::: KUTIPAN SUMBER

Rabu, 12 Agustus 2009

kliping

Racun Tembakau,
Kompleksitas Konflik Sang Penganjur

Surabaya Post, Sabtu, 8 Agustus 2009 | 21:18 WIB





Masalah rokok dan bahaya asap rokok bisa jadi adalah pemantik dari segala problema kehidupan, problem kejiwaan manusia-manusia modern.

Setidaknya itulah yang bisa dilihat pada pementasan teater yang merupakan puncak acara dari acara yang bertajuk Forum Interaktif Pemerintah, Masyarakat, dan Media: Menilik Sosialisasi Perda No. 5 Tahun 2008.

Dalam acara yang diselenggarakan di Auditorium RRI tersebut, memang menampilkan kompleksitas konflik yang dilatgar belakangi oleh rokok dan asapnya. Menurut S. Jai selaku sutradara sekaligus aktor dalam pementasan tersebut, permalahan utama yang diusungnya adalah bahwa estetika realisme primitif yang pada dasarnya berangkat dari hasrat “bermain” lebih merupakan naluri dasar insting manusia di hadapan kenyataan hidup yang kian miskin dari slogan “hidup yang benar-benar hidup.” Hal ini seperti pangaminan atas penggalian hasrat demi tujuan “gaib”, seperti halnya dilakukan para shaman dahulu, membersihkan diri dari stereotip hidup sehari-hari, sekalipun itu mengakar di ingatan.

Bagi S. Jai, gagasan inilah yang mendasari suatu pendapat bahwa ketika teater adalah sebuah peristiwa sederhana, namun kata-kata membuatnya tersiksa, yang artinya hal itu akan memenjara jiwa dan tubuh aktor dalam realitasnya.

::::::
::: BARIS HASIL EKSTRAKSI

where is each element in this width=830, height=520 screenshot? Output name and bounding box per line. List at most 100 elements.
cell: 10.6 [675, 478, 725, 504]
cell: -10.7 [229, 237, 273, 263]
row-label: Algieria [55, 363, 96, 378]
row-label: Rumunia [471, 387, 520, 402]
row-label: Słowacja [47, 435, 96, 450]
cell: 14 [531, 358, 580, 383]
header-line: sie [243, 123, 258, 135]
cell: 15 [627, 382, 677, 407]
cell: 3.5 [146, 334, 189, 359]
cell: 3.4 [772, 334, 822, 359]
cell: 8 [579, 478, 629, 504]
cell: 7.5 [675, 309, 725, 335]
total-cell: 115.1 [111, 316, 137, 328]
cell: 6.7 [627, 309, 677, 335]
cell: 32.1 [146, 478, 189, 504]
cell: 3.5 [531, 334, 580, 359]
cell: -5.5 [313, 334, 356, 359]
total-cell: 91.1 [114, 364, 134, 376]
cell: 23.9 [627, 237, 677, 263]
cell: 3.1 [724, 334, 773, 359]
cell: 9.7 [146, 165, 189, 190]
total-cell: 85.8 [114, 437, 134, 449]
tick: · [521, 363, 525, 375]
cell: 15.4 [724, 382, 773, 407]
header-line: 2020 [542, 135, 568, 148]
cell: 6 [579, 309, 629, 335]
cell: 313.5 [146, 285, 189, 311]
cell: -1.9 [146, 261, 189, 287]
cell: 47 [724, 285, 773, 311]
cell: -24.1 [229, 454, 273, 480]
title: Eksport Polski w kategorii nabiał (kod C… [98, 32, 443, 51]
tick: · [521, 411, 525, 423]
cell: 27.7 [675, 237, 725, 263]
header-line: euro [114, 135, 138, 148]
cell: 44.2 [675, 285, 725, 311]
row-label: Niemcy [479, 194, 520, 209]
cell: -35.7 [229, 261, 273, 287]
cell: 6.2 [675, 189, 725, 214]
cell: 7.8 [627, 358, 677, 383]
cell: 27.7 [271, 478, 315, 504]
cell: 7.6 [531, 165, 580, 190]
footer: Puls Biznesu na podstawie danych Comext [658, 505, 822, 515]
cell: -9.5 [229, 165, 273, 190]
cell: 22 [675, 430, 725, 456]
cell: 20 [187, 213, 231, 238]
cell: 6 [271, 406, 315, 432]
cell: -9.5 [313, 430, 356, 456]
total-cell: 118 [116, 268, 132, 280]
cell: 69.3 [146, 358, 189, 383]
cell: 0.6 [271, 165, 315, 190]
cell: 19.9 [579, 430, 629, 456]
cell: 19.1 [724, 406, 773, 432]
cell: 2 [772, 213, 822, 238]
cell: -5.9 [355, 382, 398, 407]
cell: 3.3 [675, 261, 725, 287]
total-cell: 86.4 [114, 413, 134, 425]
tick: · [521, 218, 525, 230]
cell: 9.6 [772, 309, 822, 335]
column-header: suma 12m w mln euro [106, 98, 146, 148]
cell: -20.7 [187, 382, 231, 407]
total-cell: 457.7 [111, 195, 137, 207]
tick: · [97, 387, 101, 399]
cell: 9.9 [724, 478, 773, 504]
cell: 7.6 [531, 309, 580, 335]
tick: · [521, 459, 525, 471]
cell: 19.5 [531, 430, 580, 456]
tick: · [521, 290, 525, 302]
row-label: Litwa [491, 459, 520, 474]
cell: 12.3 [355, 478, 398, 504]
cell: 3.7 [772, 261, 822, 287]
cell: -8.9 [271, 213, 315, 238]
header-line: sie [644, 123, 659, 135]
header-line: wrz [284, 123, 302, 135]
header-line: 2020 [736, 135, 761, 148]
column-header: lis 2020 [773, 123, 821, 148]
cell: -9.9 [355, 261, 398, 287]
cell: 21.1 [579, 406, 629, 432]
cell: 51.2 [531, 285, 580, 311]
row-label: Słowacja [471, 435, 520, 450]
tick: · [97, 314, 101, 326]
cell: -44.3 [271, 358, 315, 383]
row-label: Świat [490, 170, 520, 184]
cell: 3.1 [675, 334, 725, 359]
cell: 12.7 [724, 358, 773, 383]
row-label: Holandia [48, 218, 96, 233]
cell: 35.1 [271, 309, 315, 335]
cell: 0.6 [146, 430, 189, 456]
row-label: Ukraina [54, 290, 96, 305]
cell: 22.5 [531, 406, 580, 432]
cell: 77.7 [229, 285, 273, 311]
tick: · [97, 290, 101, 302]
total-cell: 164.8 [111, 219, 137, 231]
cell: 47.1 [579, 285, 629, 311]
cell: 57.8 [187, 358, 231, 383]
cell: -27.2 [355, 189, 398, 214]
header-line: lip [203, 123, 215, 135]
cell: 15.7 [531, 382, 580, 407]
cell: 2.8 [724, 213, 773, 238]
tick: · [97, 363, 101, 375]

::::::

_SOAL YANG DIBERIKAN 1_. Ringkaslah paragraf dalam kutipan sumber yang diawali "Dalam acara yang diselenggarakan di Auditorium RRI" menjadi lebih singkat dengan tetap mempertahankan fakta-fakta utamanya.
_SOAL YANG DIBERIKAN 2_. Tuliskan kembali semua baris data, dari baris pertama hingga baris yang memuat "cell: 3.5 [531, 334, 580, 359]", termasuk kedua ujungnya.

_HASIL LATIHAN 1_. Pementasan di Auditorium RRI menampilkan konflik rumit berlatar rokok dan asapnya. Menurut S. Jai, sutradara sekaligus aktornya, persoalan utamanya ialah bahwa estetika realisme primitif yang berangkat dari hasrat "bermain" merupakan naluri dasar manusia dalam menghadapi hidup yang kian miskin dari slogan "hidup yang benar-benar hidup." Hal ini serupa dengan penggalian hasrat demi tujuan "gaib" seperti yang dilakukan para shaman dahulu, yakni membersihkan diri dari stereotip hidup sehari-hari walaupun stereotip itu mengakar di ingatan.

_HASIL LATIHAN 2_.
where is each element in this width=830, height=520 screenshot? Output name and bounding box per line. List at most 100 elements.
cell: 10.6 [675, 478, 725, 504]
cell: -10.7 [229, 237, 273, 263]
row-label: Algieria [55, 363, 96, 378]
row-label: Rumunia [471, 387, 520, 402]
row-label: Słowacja [47, 435, 96, 450]
cell: 14 [531, 358, 580, 383]
header-line: sie [243, 123, 258, 135]
cell: 15 [627, 382, 677, 407]
cell: 3.5 [146, 334, 189, 359]
cell: 3.4 [772, 334, 822, 359]
cell: 8 [579, 478, 629, 504]
cell: 7.5 [675, 309, 725, 335]
total-cell: 115.1 [111, 316, 137, 328]
cell: 6.7 [627, 309, 677, 335]
cell: 32.1 [146, 478, 189, 504]
cell: 3.5 [531, 334, 580, 359]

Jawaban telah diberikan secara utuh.